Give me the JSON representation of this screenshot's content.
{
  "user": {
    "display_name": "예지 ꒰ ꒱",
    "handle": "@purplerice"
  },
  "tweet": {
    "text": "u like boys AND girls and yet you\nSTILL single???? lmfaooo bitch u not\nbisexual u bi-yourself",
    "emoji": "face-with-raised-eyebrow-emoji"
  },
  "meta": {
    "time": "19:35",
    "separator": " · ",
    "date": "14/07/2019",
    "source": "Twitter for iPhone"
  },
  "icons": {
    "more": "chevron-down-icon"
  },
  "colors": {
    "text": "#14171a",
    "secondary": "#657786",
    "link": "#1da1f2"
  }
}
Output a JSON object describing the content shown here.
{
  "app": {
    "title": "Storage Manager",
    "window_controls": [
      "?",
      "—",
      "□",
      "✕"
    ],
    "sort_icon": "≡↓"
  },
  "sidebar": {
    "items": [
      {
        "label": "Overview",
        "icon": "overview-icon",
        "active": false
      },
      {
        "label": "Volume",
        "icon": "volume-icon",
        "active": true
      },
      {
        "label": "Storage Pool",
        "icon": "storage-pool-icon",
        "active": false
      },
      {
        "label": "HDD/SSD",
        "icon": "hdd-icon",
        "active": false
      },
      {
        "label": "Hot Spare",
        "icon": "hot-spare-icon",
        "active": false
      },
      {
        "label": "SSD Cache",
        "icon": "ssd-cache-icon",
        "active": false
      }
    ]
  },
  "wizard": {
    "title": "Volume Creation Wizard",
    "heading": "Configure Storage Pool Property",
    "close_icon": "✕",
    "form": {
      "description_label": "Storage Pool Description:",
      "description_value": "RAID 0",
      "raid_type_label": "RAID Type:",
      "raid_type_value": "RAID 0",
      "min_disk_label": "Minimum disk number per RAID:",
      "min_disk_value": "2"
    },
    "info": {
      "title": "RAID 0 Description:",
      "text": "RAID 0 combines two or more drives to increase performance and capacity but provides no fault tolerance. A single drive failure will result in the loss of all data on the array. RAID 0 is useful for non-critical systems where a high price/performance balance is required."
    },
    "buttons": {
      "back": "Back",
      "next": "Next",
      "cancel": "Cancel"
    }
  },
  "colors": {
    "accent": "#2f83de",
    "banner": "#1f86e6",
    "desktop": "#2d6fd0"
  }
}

* _WRITTEN EXERCISE_
Print out all the entries precisely as written.

* _OUTPUT FOR THIS TASK_
Give me the JSON representation of this screenshot's content.
{
  "user": {
    "display_name": "예지 ꒰ ꒱",
    "handle": "@purplerice"
  },
  "tweet": {
    "text": "u like boys AND girls and yet you\nSTILL single???? lmfaooo bitch u not\nbisexual u bi-yourself",
    "emoji": "face-with-raised-eyebrow-emoji"
  },
  "meta": {
    "time": "19:35",
    "separator": " · ",
    "date": "14/07/2019",
    "source": "Twitter for iPhone"
  },
  "icons": {
    "more": "chevron-down-icon"
  },
  "colors": {
    "text": "#14171a",
    "secondary": "#657786",
    "link": "#1da1f2"
  }
}
Output a JSON object describing the content shown here.
{
  "app": {
    "title": "Storage Manager",
    "window_controls": [
      "?",
      "—",
      "□",
      "✕"
    ],
    "sort_icon": "≡↓"
  },
  "sidebar": {
    "items": [
      {
        "label": "Overview",
        "icon": "overview-icon",
        "active": false
      },
      {
        "label": "Volume",
        "icon": "volume-icon",
        "active": true
      },
      {
        "label": "Storage Pool",
        "icon": "storage-pool-icon",
        "active": false
      },
      {
        "label": "HDD/SSD",
        "icon": "hdd-icon",
        "active": false
      },
      {
        "label": "Hot Spare",
        "icon": "hot-spare-icon",
        "active": false
      },
      {
        "label": "SSD Cache",
        "icon": "ssd-cache-icon",
        "active": false
      }
    ]
  },
  "wizard": {
    "title": "Volume Creation Wizard",
    "heading": "Configure Storage Pool Property",
    "close_icon": "✕",
    "form": {
      "description_label": "Storage Pool Description:",
      "description_value": "RAID 0",
      "raid_type_label": "RAID Type:",
      "raid_type_value": "RAID 0",
      "min_disk_label": "Minimum disk number per RAID:",
      "min_disk_value": "2"
    },
    "info": {
      "title": "RAID 0 Description:",
      "text": "RAID 0 combines two or more drives to increase performance and capacity but provides no fault tolerance. A single drive failure will result in the loss of all data on the array. RAID 0 is useful for non-critical systems where a high price/performance balance is required."
    },
    "buttons": {
      "back": "Back",
      "next": "Next",
      "cancel": "Cancel"
    }
  },
  "colors": {
    "accent": "#2f83de",
    "banner": "#1f86e6",
    "desktop": "#2d6fd0"
  }
}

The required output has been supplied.